BRIEF ▸
Below is a set of records; restate each one word for word.

DATASET ROWS ▸
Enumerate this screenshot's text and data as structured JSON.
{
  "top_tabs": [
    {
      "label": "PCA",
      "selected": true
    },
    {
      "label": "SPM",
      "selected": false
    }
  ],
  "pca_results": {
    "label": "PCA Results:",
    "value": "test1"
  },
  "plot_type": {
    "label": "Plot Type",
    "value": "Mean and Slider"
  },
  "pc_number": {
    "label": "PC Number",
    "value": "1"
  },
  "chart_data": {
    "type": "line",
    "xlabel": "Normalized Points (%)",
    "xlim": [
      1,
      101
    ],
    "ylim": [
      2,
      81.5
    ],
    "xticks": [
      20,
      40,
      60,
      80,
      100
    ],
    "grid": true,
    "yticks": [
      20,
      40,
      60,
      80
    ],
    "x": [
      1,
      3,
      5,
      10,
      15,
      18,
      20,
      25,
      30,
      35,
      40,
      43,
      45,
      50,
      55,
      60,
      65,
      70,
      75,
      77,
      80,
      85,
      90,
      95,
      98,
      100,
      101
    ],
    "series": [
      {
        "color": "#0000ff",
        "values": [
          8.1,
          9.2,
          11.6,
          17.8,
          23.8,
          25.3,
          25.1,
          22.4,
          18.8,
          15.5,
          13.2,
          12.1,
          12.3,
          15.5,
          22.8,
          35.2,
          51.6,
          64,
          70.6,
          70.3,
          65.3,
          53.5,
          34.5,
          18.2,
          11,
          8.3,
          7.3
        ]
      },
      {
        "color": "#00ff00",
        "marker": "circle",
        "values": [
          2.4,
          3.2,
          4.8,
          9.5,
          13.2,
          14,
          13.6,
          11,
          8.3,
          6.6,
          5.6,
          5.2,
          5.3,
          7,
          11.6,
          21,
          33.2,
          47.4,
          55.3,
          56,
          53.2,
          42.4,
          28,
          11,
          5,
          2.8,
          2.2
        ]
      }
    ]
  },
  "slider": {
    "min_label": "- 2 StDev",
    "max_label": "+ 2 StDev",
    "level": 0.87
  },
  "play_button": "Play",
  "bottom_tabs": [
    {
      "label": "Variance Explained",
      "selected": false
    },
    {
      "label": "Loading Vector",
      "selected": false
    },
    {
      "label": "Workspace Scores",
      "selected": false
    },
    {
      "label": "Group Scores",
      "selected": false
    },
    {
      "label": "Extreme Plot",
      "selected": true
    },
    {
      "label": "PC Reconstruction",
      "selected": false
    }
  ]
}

WRITTEN REPLY ▸
Enumerate this screenshot's text and data as structured JSON.
{
  "top_tabs": [
    {
      "label": "PCA",
      "selected": true
    },
    {
      "label": "SPM",
      "selected": false
    }
  ],
  "pca_results": {
    "label": "PCA Results:",
    "value": "test1"
  },
  "plot_type": {
    "label": "Plot Type",
    "value": "Mean and Slider"
  },
  "pc_number": {
    "label": "PC Number",
    "value": "1"
  },
  "chart_data": {
    "type": "line",
    "xlabel": "Normalized Points (%)",
    "xlim": [
      1,
      101
    ],
    "ylim": [
      2,
      81.5
    ],
    "xticks": [
      20,
      40,
      60,
      80,
      100
    ],
    "grid": true,
    "yticks": [
      20,
      40,
      60,
      80
    ],
    "x": [
      1,
      3,
      5,
      10,
      15,
      18,
      20,
      25,
      30,
      35,
      40,
      43,
      45,
      50,
      55,
      60,
      65,
      70,
      75,
      77,
      80,
      85,
      90,
      95,
      98,
      100,
      101
    ],
    "series": [
      {
        "color": "#0000ff",
        "values": [
          8.1,
          9.2,
          11.6,
          17.8,
          23.8,
          25.3,
          25.1,
          22.4,
          18.8,
          15.5,
          13.2,
          12.1,
          12.3,
          15.5,
          22.8,
          35.2,
          51.6,
          64,
          70.6,
          70.3,
          65.3,
          53.5,
          34.5,
          18.2,
          11,
          8.3,
          7.3
        ]
      },
      {
        "color": "#00ff00",
        "marker": "circle",
        "values": [
          2.4,
          3.2,
          4.8,
          9.5,
          13.2,
          14,
          13.6,
          11,
          8.3,
          6.6,
          5.6,
          5.2,
          5.3,
          7,
          11.6,
          21,
          33.2,
          47.4,
          55.3,
          56,
          53.2,
          42.4,
          28,
          11,
          5,
          2.8,
          2.2
        ]
      }
    ]
  },
  "slider": {
    "min_label": "- 2 StDev",
    "max_label": "+ 2 StDev",
    "level": 0.87
  },
  "play_button": "Play",
  "bottom_tabs": [
    {
      "label": "Variance Explained",
      "selected": false
    },
    {
      "label": "Loading Vector",
      "selected": false
    },
    {
      "label": "Workspace Scores",
      "selected": false
    },
    {
      "label": "Group Scores",
      "selected": false
    },
    {
      "label": "Extreme Plot",
      "selected": true
    },
    {
      "label": "PC Reconstruction",
      "selected": false
    }
  ]
}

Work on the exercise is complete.